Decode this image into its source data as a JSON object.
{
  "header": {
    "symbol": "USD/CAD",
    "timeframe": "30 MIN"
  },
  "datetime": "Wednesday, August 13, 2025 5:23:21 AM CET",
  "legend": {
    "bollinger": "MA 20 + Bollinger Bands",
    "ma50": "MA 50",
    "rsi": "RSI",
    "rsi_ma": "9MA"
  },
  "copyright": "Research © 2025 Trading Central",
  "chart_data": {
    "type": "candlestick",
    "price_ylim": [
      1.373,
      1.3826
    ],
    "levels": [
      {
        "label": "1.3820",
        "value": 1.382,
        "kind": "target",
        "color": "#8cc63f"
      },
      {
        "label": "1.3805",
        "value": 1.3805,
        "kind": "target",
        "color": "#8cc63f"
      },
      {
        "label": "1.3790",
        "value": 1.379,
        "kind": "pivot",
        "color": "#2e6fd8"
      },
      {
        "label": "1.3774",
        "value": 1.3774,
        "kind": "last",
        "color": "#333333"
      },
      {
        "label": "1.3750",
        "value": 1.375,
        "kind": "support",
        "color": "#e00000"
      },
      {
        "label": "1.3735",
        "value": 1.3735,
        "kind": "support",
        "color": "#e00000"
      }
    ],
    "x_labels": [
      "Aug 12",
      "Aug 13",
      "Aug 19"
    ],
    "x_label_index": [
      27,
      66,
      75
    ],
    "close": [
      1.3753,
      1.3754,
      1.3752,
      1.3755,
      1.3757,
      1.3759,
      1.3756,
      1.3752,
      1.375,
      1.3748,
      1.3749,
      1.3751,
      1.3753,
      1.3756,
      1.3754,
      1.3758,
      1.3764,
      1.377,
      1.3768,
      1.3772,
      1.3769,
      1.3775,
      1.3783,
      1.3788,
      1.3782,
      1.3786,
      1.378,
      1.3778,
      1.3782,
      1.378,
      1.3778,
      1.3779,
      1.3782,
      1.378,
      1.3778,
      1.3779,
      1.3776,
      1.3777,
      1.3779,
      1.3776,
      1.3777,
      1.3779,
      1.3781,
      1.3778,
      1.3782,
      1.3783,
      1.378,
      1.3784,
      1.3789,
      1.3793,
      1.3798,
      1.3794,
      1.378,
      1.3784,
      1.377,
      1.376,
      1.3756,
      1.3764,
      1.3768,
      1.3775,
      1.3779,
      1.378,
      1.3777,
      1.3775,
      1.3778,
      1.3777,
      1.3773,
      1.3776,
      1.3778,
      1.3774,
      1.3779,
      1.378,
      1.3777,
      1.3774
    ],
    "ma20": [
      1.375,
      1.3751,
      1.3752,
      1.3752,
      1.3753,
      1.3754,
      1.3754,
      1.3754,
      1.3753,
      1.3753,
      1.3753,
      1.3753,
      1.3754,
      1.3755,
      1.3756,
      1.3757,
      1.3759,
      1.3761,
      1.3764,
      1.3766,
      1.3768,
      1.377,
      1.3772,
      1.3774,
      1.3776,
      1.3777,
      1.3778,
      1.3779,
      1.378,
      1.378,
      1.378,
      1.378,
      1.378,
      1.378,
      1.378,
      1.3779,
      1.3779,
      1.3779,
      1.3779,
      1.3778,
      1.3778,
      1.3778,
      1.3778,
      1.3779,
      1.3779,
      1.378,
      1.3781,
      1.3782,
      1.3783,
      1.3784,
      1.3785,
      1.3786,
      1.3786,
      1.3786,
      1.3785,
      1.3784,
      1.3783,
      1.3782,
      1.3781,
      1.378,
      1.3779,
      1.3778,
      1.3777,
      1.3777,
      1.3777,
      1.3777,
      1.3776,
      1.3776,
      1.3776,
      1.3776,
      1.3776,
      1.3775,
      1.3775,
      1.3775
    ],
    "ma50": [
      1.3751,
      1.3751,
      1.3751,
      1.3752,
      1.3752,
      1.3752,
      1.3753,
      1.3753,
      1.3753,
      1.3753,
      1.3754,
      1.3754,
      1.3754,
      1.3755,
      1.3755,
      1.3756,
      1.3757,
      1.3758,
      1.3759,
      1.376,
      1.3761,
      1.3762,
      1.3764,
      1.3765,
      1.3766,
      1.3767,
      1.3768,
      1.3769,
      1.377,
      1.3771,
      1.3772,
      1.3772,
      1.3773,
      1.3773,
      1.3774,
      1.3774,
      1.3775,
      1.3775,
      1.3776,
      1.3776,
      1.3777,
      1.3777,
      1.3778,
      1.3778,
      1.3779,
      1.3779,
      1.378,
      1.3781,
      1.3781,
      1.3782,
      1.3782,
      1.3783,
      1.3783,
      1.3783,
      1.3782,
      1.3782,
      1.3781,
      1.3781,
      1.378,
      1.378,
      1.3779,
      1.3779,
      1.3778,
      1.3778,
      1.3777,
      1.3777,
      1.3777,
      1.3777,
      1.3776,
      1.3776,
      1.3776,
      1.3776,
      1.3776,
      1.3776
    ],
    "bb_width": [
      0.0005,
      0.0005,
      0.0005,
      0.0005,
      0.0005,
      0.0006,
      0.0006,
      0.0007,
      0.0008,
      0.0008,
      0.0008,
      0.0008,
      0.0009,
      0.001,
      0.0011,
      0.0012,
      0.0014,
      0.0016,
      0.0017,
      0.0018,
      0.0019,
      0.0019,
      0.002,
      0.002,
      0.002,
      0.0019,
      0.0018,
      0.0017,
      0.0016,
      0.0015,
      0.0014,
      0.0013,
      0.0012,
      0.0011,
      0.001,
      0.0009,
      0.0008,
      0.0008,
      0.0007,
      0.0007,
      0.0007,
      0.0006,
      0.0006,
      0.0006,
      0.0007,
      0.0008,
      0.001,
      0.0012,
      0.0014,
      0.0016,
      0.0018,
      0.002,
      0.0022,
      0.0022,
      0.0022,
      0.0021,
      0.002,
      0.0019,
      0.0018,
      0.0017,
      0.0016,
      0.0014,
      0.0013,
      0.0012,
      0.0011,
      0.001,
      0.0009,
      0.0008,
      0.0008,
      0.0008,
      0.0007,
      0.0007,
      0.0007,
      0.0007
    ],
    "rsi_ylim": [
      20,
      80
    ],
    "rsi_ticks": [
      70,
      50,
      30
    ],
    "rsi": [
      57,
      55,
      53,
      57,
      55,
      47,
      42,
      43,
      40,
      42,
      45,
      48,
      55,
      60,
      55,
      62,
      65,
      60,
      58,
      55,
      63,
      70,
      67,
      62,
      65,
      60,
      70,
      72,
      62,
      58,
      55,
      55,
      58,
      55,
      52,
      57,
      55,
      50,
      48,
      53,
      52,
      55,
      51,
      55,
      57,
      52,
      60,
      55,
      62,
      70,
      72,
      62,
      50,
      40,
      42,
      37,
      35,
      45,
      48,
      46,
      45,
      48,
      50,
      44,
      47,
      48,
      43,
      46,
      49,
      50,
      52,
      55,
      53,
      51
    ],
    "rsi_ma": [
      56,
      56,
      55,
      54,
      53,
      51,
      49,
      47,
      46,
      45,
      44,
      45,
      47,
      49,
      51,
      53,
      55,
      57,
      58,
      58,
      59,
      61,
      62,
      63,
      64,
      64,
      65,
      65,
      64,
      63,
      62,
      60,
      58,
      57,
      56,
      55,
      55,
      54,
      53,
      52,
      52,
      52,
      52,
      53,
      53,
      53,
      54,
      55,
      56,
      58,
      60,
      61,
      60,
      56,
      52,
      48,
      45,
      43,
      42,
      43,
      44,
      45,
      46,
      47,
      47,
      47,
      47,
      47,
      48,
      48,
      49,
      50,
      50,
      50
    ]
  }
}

= = =

» **What you will do**
Repeat every record, exactly as written.

» **Full solution**
Decode this image into its source data as a JSON object.
{
  "header": {
    "symbol": "USD/CAD",
    "timeframe": "30 MIN"
  },
  "datetime": "Wednesday, August 13, 2025 5:23:21 AM CET",
  "legend": {
    "bollinger": "MA 20 + Bollinger Bands",
    "ma50": "MA 50",
    "rsi": "RSI",
    "rsi_ma": "9MA"
  },
  "copyright": "Research © 2025 Trading Central",
  "chart_data": {
    "type": "candlestick",
    "price_ylim": [
      1.373,
      1.3826
    ],
    "levels": [
      {
        "label": "1.3820",
        "value": 1.382,
        "kind": "target",
        "color": "#8cc63f"
      },
      {
        "label": "1.3805",
        "value": 1.3805,
        "kind": "target",
        "color": "#8cc63f"
      },
      {
        "label": "1.3790",
        "value": 1.379,
        "kind": "pivot",
        "color": "#2e6fd8"
      },
      {
        "label": "1.3774",
        "value": 1.3774,
        "kind": "last",
        "color": "#333333"
      },
      {
        "label": "1.3750",
        "value": 1.375,
        "kind": "support",
        "color": "#e00000"
      },
      {
        "label": "1.3735",
        "value": 1.3735,
        "kind": "support",
        "color": "#e00000"
      }
    ],
    "x_labels": [
      "Aug 12",
      "Aug 13",
      "Aug 19"
    ],
    "x_label_index": [
      27,
      66,
      75
    ],
    "close": [
      1.3753,
      1.3754,
      1.3752,
      1.3755,
      1.3757,
      1.3759,
      1.3756,
      1.3752,
      1.375,
      1.3748,
      1.3749,
      1.3751,
      1.3753,
      1.3756,
      1.3754,
      1.3758,
      1.3764,
      1.377,
      1.3768,
      1.3772,
      1.3769,
      1.3775,
      1.3783,
      1.3788,
      1.3782,
      1.3786,
      1.378,
      1.3778,
      1.3782,
      1.378,
      1.3778,
      1.3779,
      1.3782,
      1.378,
      1.3778,
      1.3779,
      1.3776,
      1.3777,
      1.3779,
      1.3776,
      1.3777,
      1.3779,
      1.3781,
      1.3778,
      1.3782,
      1.3783,
      1.378,
      1.3784,
      1.3789,
      1.3793,
      1.3798,
      1.3794,
      1.378,
      1.3784,
      1.377,
      1.376,
      1.3756,
      1.3764,
      1.3768,
      1.3775,
      1.3779,
      1.378,
      1.3777,
      1.3775,
      1.3778,
      1.3777,
      1.3773,
      1.3776,
      1.3778,
      1.3774,
      1.3779,
      1.378,
      1.3777,
      1.3774
    ],
    "ma20": [
      1.375,
      1.3751,
      1.3752,
      1.3752,
      1.3753,
      1.3754,
      1.3754,
      1.3754,
      1.3753,
      1.3753,
      1.3753,
      1.3753,
      1.3754,
      1.3755,
      1.3756,
      1.3757,
      1.3759,
      1.3761,
      1.3764,
      1.3766,
      1.3768,
      1.377,
      1.3772,
      1.3774,
      1.3776,
      1.3777,
      1.3778,
      1.3779,
      1.378,
      1.378,
      1.378,
      1.378,
      1.378,
      1.378,
      1.378,
      1.3779,
      1.3779,
      1.3779,
      1.3779,
      1.3778,
      1.3778,
      1.3778,
      1.3778,
      1.3779,
      1.3779,
      1.378,
      1.3781,
      1.3782,
      1.3783,
      1.3784,
      1.3785,
      1.3786,
      1.3786,
      1.3786,
      1.3785,
      1.3784,
      1.3783,
      1.3782,
      1.3781,
      1.378,
      1.3779,
      1.3778,
      1.3777,
      1.3777,
      1.3777,
      1.3777,
      1.3776,
      1.3776,
      1.3776,
      1.3776,
      1.3776,
      1.3775,
      1.3775,
      1.3775
    ],
    "ma50": [
      1.3751,
      1.3751,
      1.3751,
      1.3752,
      1.3752,
      1.3752,
      1.3753,
      1.3753,
      1.3753,
      1.3753,
      1.3754,
      1.3754,
      1.3754,
      1.3755,
      1.3755,
      1.3756,
      1.3757,
      1.3758,
      1.3759,
      1.376,
      1.3761,
      1.3762,
      1.3764,
      1.3765,
      1.3766,
      1.3767,
      1.3768,
      1.3769,
      1.377,
      1.3771,
      1.3772,
      1.3772,
      1.3773,
      1.3773,
      1.3774,
      1.3774,
      1.3775,
      1.3775,
      1.3776,
      1.3776,
      1.3777,
      1.3777,
      1.3778,
      1.3778,
      1.3779,
      1.3779,
      1.378,
      1.3781,
      1.3781,
      1.3782,
      1.3782,
      1.3783,
      1.3783,
      1.3783,
      1.3782,
      1.3782,
      1.3781,
      1.3781,
      1.378,
      1.378,
      1.3779,
      1.3779,
      1.3778,
      1.3778,
      1.3777,
      1.3777,
      1.3777,
      1.3777,
      1.3776,
      1.3776,
      1.3776,
      1.3776,
      1.3776,
      1.3776
    ],
    "bb_width": [
      0.0005,
      0.0005,
      0.0005,
      0.0005,
      0.0005,
      0.0006,
      0.0006,
      0.0007,
      0.0008,
      0.0008,
      0.0008,
      0.0008,
      0.0009,
      0.001,
      0.0011,
      0.0012,
      0.0014,
      0.0016,
      0.0017,
      0.0018,
      0.0019,
      0.0019,
      0.002,
      0.002,
      0.002,
      0.0019,
      0.0018,
      0.0017,
      0.0016,
      0.0015,
      0.0014,
      0.0013,
      0.0012,
      0.0011,
      0.001,
      0.0009,
      0.0008,
      0.0008,
      0.0007,
      0.0007,
      0.0007,
      0.0006,
      0.0006,
      0.0006,
      0.0007,
      0.0008,
      0.001,
      0.0012,
      0.0014,
      0.0016,
      0.0018,
      0.002,
      0.0022,
      0.0022,
      0.0022,
      0.0021,
      0.002,
      0.0019,
      0.0018,
      0.0017,
      0.0016,
      0.0014,
      0.0013,
      0.0012,
      0.0011,
      0.001,
      0.0009,
      0.0008,
      0.0008,
      0.0008,
      0.0007,
      0.0007,
      0.0007,
      0.0007
    ],
    "rsi_ylim": [
      20,
      80
    ],
    "rsi_ticks": [
      70,
      50,
      30
    ],
    "rsi": [
      57,
      55,
      53,
      57,
      55,
      47,
      42,
      43,
      40,
      42,
      45,
      48,
      55,
      60,
      55,
      62,
      65,
      60,
      58,
      55,
      63,
      70,
      67,
      62,
      65,
      60,
      70,
      72,
      62,
      58,
      55,
      55,
      58,
      55,
      52,
      57,
      55,
      50,
      48,
      53,
      52,
      55,
      51,
      55,
      57,
      52,
      60,
      55,
      62,
      70,
      72,
      62,
      50,
      40,
      42,
      37,
      35,
      45,
      48,
      46,
      45,
      48,
      50,
      44,
      47,
      48,
      43,
      46,
      49,
      50,
      52,
      55,
      53,
      51
    ],
    "rsi_ma": [
      56,
      56,
      55,
      54,
      53,
      51,
      49,
      47,
      46,
      45,
      44,
      45,
      47,
      49,
      51,
      53,
      55,
      57,
      58,
      58,
      59,
      61,
      62,
      63,
      64,
      64,
      65,
      65,
      64,
      63,
      62,
      60,
      58,
      57,
      56,
      55,
      55,
      54,
      53,
      52,
      52,
      52,
      52,
      53,
      53,
      53,
      54,
      55,
      56,
      58,
      60,
      61,
      60,
      56,
      52,
      48,
      45,
      43,
      42,
      43,
      44,
      45,
      46,
      47,
      47,
      47,
      47,
      47,
      48,
      48,
      49,
      50,
      50,
      50
    ]
  }
}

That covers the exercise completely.